Your task is to copy every line of this material exactly.

» Data shown:
──────
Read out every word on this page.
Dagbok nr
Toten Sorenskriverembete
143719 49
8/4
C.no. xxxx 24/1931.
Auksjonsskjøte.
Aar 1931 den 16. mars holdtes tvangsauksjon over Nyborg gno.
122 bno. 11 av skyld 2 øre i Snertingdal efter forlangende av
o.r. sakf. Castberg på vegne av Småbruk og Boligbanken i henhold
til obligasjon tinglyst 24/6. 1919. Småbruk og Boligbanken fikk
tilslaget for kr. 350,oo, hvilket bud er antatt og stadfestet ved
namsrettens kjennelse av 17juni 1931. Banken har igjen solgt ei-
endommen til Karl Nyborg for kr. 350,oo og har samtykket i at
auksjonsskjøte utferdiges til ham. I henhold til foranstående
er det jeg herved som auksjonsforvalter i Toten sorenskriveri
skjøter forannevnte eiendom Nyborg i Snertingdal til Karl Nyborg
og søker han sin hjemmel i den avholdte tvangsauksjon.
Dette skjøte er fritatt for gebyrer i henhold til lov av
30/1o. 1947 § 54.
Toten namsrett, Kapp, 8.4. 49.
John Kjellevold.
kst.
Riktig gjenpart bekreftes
──────
» Correct result:
Read out every word on this page.
Dagbok nr
Toten Sorenskriverembete
143719 49
8/4
C.no. xxxx 24/1931.
Auksjonsskjøte.
Aar 1931 den 16. mars holdtes tvangsauksjon over Nyborg gno.
122 bno. 11 av skyld 2 øre i Snertingdal efter forlangende av
o.r. sakf. Castberg på vegne av Småbruk og Boligbanken i henhold
til obligasjon tinglyst 24/6. 1919. Småbruk og Boligbanken fikk
tilslaget for kr. 350,oo, hvilket bud er antatt og stadfestet ved
namsrettens kjennelse av 17juni 1931. Banken har igjen solgt ei-
endommen til Karl Nyborg for kr. 350,oo og har samtykket i at
auksjonsskjøte utferdiges til ham. I henhold til foranstående
er det jeg herved som auksjonsforvalter i Toten sorenskriveri
skjøter forannevnte eiendom Nyborg i Snertingdal til Karl Nyborg
og søker han sin hjemmel i den avholdte tvangsauksjon.
Dette skjøte er fritatt for gebyrer i henhold til lov av
30/1o. 1947 § 54.
Toten namsrett, Kapp, 8.4. 49.
John Kjellevold.
kst.
Riktig gjenpart bekreftes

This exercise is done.